> **THE RECORDS**:
━━━━━━

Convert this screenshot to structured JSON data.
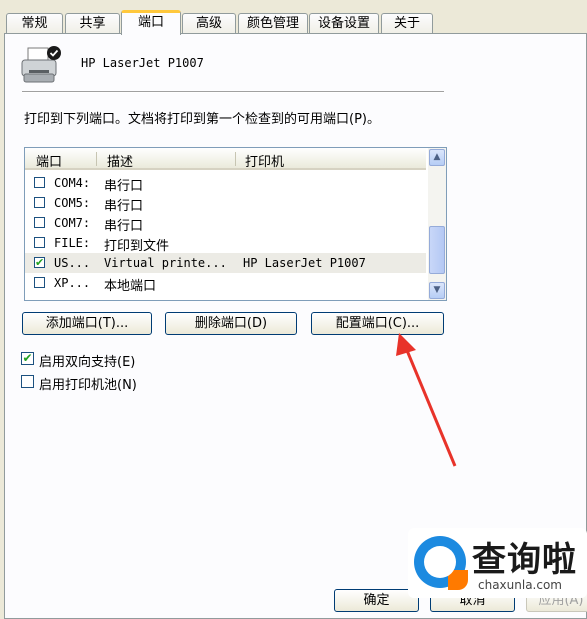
{
  "tabs": [
    {
      "label": "常规"
    },
    {
      "label": "共享"
    },
    {
      "label": "端口",
      "active": true
    },
    {
      "label": "高级"
    },
    {
      "label": "颜色管理"
    },
    {
      "label": "设备设置"
    },
    {
      "label": "关于"
    }
  ],
  "printer": {
    "name": "HP LaserJet P1007",
    "icon": "printer-icon"
  },
  "description": "打印到下列端口。文档将打印到第一个检查到的可用端口(P)。",
  "port_list": {
    "columns": [
      "端口",
      "描述",
      "打印机"
    ],
    "rows": [
      {
        "checked": false,
        "port": "COM4:",
        "description": "串行口",
        "printer": ""
      },
      {
        "checked": false,
        "port": "COM5:",
        "description": "串行口",
        "printer": ""
      },
      {
        "checked": false,
        "port": "COM7:",
        "description": "串行口",
        "printer": ""
      },
      {
        "checked": false,
        "port": "FILE:",
        "description": "打印到文件",
        "printer": ""
      },
      {
        "checked": true,
        "port": "US...",
        "description": "Virtual printe...",
        "printer": "HP LaserJet P1007"
      },
      {
        "checked": false,
        "port": "XP...",
        "description": "本地端口",
        "printer": ""
      }
    ]
  },
  "buttons": {
    "add_port": "添加端口(T)...",
    "delete_port": "删除端口(D)",
    "configure_port": "配置端口(C)..."
  },
  "options": {
    "bidirectional": {
      "label": "启用双向支持(E)",
      "checked": true
    },
    "pooling": {
      "label": "启用打印机池(N)",
      "checked": false
    }
  },
  "footer": {
    "ok": "确定",
    "cancel": "取消",
    "apply": "应用(A)"
  },
  "watermark": {
    "text_cn": "查询啦",
    "text_en": "chaxunla.com"
  },
  "annotation": {
    "arrow_color": "#e8332a"
  }
}
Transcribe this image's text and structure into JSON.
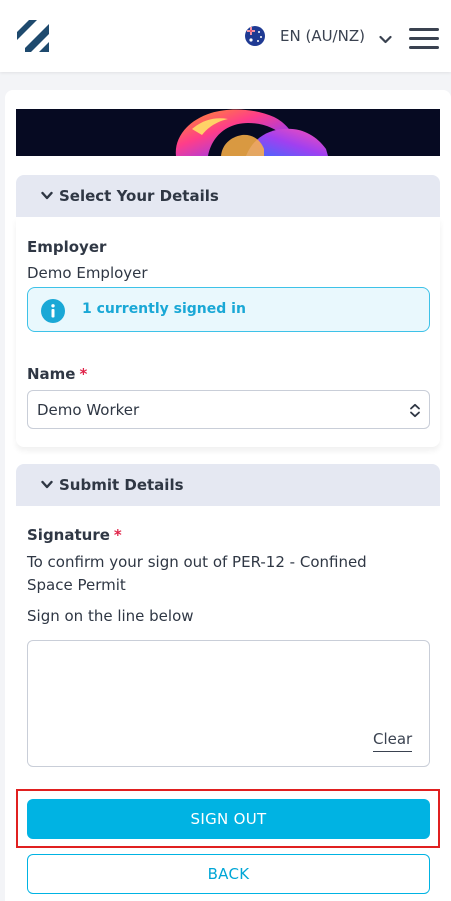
{
  "header": {
    "language": "EN (AU/NZ)"
  },
  "colors": {
    "accent": "#00b3e3",
    "required": "#e0254a",
    "info_text": "#1aa8d6",
    "section_header_bg": "#e5e8f2"
  },
  "section_details": {
    "title": "Select Your Details",
    "employer_label": "Employer",
    "employer_value": "Demo Employer",
    "info_message": "1 currently signed in",
    "name_label": "Name",
    "required_marker": "*",
    "name_value": "Demo Worker"
  },
  "section_submit": {
    "title": "Submit Details",
    "signature_label": "Signature",
    "required_marker": "*",
    "confirm_line1": "To confirm your sign out of PER-12 - Confined",
    "confirm_line2": "Space Permit",
    "instruction": "Sign on the line below",
    "clear_label": "Clear"
  },
  "actions": {
    "sign_out_label": "SIGN OUT",
    "back_label": "BACK"
  }
}
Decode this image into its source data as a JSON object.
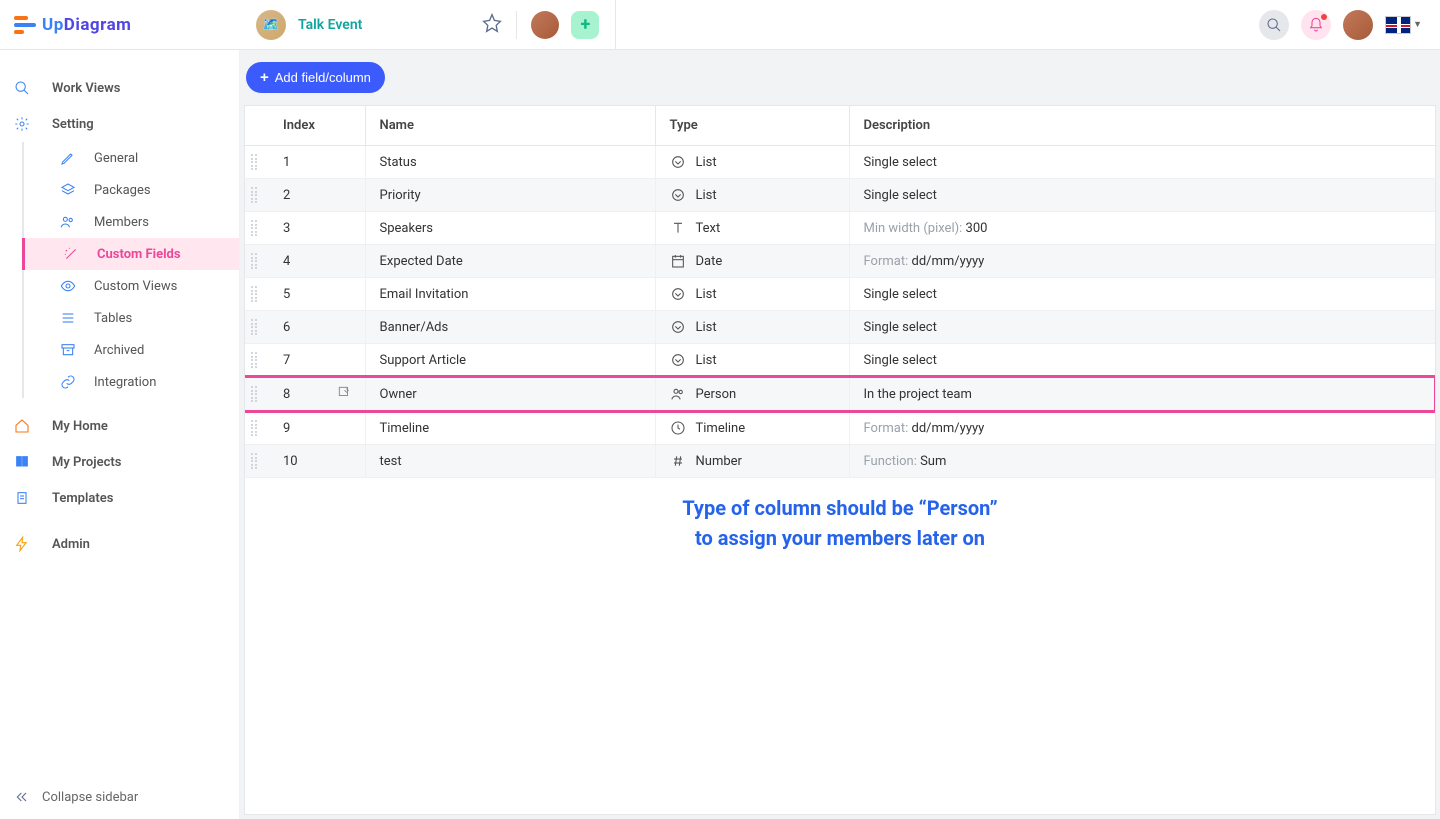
{
  "brand": {
    "name": "UpDiagram",
    "prefix": "Up",
    "suffix": "Diagram"
  },
  "project": {
    "title": "Talk Event"
  },
  "sidebar": {
    "workviews": "Work Views",
    "setting": "Setting",
    "subs": {
      "general": "General",
      "packages": "Packages",
      "members": "Members",
      "custom_fields": "Custom Fields",
      "custom_views": "Custom Views",
      "tables": "Tables",
      "archived": "Archived",
      "integration": "Integration"
    },
    "myhome": "My Home",
    "myprojects": "My Projects",
    "templates": "Templates",
    "admin": "Admin",
    "collapse": "Collapse sidebar"
  },
  "toolbar": {
    "add_field": "Add field/column"
  },
  "table": {
    "headers": {
      "index": "Index",
      "name": "Name",
      "type": "Type",
      "description": "Description"
    },
    "labels": {
      "min_width": "Min width (pixel): ",
      "format": "Format: ",
      "function": "Function: "
    },
    "rows": [
      {
        "index": "1",
        "name": "Status",
        "type_icon": "list",
        "type": "List",
        "desc": "Single select"
      },
      {
        "index": "2",
        "name": "Priority",
        "type_icon": "list",
        "type": "List",
        "desc": "Single select"
      },
      {
        "index": "3",
        "name": "Speakers",
        "type_icon": "text",
        "type": "Text",
        "desc_label": "min_width",
        "desc_value": "300"
      },
      {
        "index": "4",
        "name": "Expected Date",
        "type_icon": "date",
        "type": "Date",
        "desc_label": "format",
        "desc_value": "dd/mm/yyyy"
      },
      {
        "index": "5",
        "name": "Email Invitation",
        "type_icon": "list",
        "type": "List",
        "desc": "Single select"
      },
      {
        "index": "6",
        "name": "Banner/Ads",
        "type_icon": "list",
        "type": "List",
        "desc": "Single select"
      },
      {
        "index": "7",
        "name": "Support Article",
        "type_icon": "list",
        "type": "List",
        "desc": "Single select"
      },
      {
        "index": "8",
        "name": "Owner",
        "type_icon": "person",
        "type": "Person",
        "desc": "In the project team",
        "highlight": true
      },
      {
        "index": "9",
        "name": "Timeline",
        "type_icon": "timeline",
        "type": "Timeline",
        "desc_label": "format",
        "desc_value": "dd/mm/yyyy"
      },
      {
        "index": "10",
        "name": "test",
        "type_icon": "number",
        "type": "Number",
        "desc_label": "function",
        "desc_value": "Sum"
      }
    ]
  },
  "annotation": {
    "line1": "Type of column should be “Person”",
    "line2": "to assign your members later on"
  }
}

━━━━━━

> **REQUIRED WORK**: In the entries above, identify each line that includes the string "description", then copy it.

> **FINAL ANSWER**:
  "description": "打印到下列端口。文档将打印到第一个检查到的可用端口(P)。",
        "description": "串行口",
        "description": "串行口",
        "description": "串行口",
        "description": "打印到文件",
        "description": "Virtual printe...",
        "description": "本地端口",
      "description": "Description"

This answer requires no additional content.